Objective: Reproduce the data below as a numbered list with no blank lines, starting at the line containing "Patent image size: (446, 908)." and ending after the line containing "The radius Rx is at (132, 606).".

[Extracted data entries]
+++

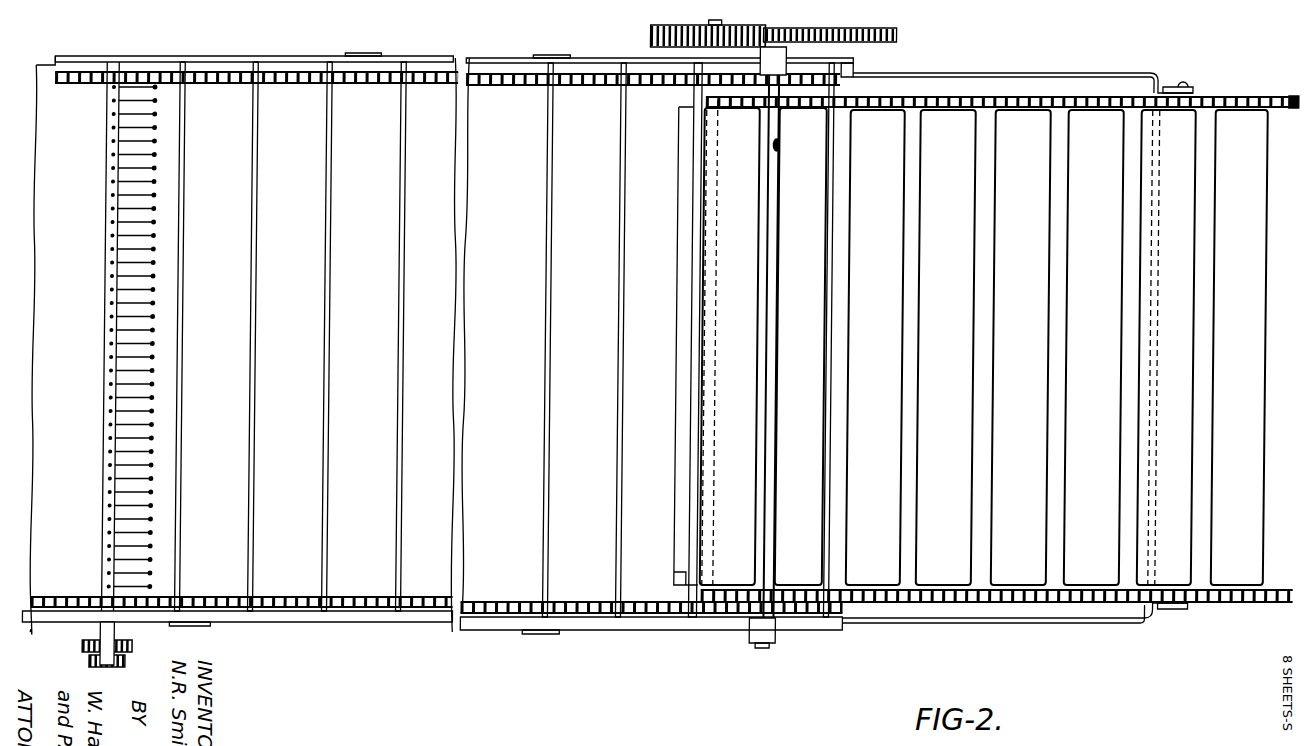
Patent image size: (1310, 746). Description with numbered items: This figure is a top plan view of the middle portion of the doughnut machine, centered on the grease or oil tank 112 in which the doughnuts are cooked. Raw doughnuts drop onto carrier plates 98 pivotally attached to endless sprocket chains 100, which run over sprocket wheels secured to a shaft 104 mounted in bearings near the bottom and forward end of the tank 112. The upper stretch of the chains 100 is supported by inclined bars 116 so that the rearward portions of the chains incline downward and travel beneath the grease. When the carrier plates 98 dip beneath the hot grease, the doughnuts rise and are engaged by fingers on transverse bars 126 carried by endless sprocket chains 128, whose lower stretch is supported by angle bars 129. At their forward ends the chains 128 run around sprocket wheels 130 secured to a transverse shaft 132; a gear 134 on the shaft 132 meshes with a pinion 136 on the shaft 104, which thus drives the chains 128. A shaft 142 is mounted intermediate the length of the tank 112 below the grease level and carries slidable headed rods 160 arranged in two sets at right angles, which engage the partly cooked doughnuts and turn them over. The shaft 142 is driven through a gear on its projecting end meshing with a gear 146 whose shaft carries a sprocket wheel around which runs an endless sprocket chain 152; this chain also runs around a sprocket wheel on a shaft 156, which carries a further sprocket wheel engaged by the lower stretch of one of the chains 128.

The carrier plates 98 is at (1022, 575).
The endless sprocket chains 100 is at (1043, 97).
The shaft 104 is at (700, 60).
The grease or oil tank 112 is at (1127, 73).
The inclined bars 116 is at (1289, 108).
The transverse bars 126 is at (402, 553).
The endless sprocket chains 128 is at (289, 73).
The angle bars 129 is at (425, 58).
The sprocket wheels 130 is at (783, 632).
The transverse shaft 132 is at (765, 648).
The gear 134 is at (890, 36).
The pinion 136 is at (672, 25).
The shaft 142 is at (110, 551).
The gear 146 is at (88, 646).
The endless sprocket chain 152 is at (131, 660).
The shaft 156 is at (119, 633).
The slidable headed rods 160 is at (153, 410).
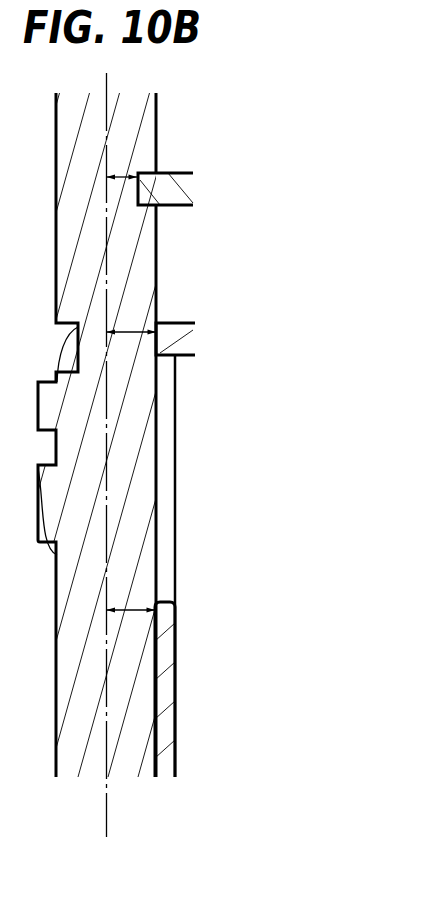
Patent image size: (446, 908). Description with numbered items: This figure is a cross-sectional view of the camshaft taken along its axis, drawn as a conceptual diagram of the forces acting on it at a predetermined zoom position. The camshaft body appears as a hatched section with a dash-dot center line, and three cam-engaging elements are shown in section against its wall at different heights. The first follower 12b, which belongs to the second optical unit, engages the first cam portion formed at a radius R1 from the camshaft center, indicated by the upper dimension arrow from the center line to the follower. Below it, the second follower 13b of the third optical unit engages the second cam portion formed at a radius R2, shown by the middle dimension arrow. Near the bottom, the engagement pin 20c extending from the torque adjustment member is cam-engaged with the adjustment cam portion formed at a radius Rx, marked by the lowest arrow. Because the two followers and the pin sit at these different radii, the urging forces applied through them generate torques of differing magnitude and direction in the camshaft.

The first follower 12b is at (179, 193).
The second follower 13b is at (173, 335).
The engagement pin 20c is at (163, 628).
The radius R1 is at (112, 176).
The radius R2 is at (130, 330).
The radius Rx is at (132, 606).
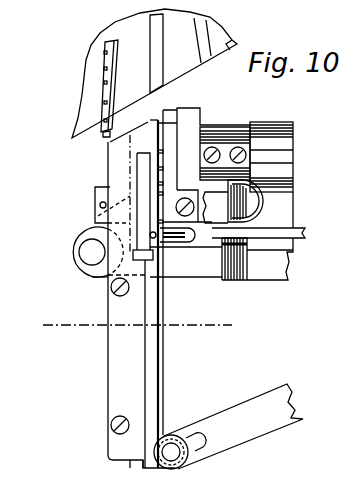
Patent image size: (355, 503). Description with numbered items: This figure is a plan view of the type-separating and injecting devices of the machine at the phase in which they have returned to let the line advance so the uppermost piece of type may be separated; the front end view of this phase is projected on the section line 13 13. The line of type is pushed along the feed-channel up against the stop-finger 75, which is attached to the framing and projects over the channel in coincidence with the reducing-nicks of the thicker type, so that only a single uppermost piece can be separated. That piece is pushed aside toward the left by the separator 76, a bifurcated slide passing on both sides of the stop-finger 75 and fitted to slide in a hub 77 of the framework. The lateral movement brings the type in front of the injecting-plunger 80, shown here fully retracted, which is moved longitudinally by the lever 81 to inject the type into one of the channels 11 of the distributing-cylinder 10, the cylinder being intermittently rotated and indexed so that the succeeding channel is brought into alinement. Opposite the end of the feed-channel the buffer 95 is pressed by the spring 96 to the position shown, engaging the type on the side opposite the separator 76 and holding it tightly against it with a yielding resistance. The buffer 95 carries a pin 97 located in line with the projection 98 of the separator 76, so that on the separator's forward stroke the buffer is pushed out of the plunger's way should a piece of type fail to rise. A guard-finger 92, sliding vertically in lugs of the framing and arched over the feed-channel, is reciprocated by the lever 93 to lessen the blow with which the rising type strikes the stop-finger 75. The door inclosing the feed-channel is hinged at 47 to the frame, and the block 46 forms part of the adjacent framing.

The distributing-cylinder 10 is at (119, 88).
The channel 11 is at (197, 58).
The section line 13 13 is at (139, 326).
The body block 46 is at (258, 268).
The hinge 47 is at (82, 254).
The stop-finger 75 is at (197, 222).
The separator 76 is at (197, 247).
The hub 77 is at (282, 157).
The injecting-plunger 80 is at (152, 392).
The lever 81 is at (228, 426).
The guard-finger 92 is at (264, 203).
The lever 93 is at (290, 233).
The buffer 95 is at (155, 171).
The spring 96 is at (100, 205).
The pin 97 is at (150, 235).
The projection 98 is at (186, 244).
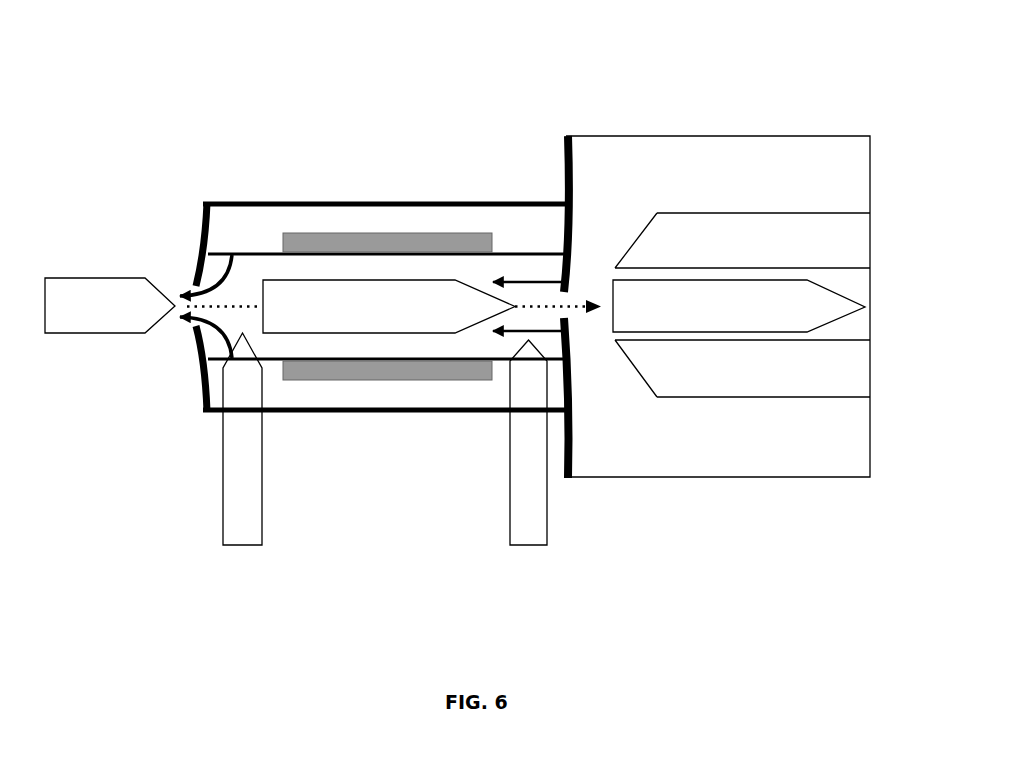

+++

Written solution:
1. Patent image size: (446, 908). Description with numbered items: This figure is a cross-sectional view of the camshaft taken along its axis, drawn as a conceptual diagram of the forces acting on it at a predetermined zoom position. The camshaft body appears as a hatched section with a dash-dot center line, and three cam-engaging elements are shown in section against its wall at different heights. The first follower 12b, which belongs to the second optical unit, engages the first cam portion formed at a radius R1 from the camshaft center, indicated by the upper dimension arrow from the center line to the follower. Below it, the second follower 13b of the third optical unit engages the second cam portion formed at a radius R2, shown by the middle dimension arrow. Near the bottom, the engagement pin 20c extending from the torque adjustment member is cam-engaged with the adjustment cam portion formed at a radius Rx, marked by the lowest arrow. Because the two followers and the pin sit at these different radii, the urging forces applied through them generate torques of differing magnitude and direction in the camshaft.
2. The first follower 12b is at (179, 193).
3. The second follower 13b is at (173, 335).
4. The engagement pin 20c is at (163, 628).
5. The radius R1 is at (112, 176).
6. The radius R2 is at (130, 330).
7. The radius Rx is at (132, 606).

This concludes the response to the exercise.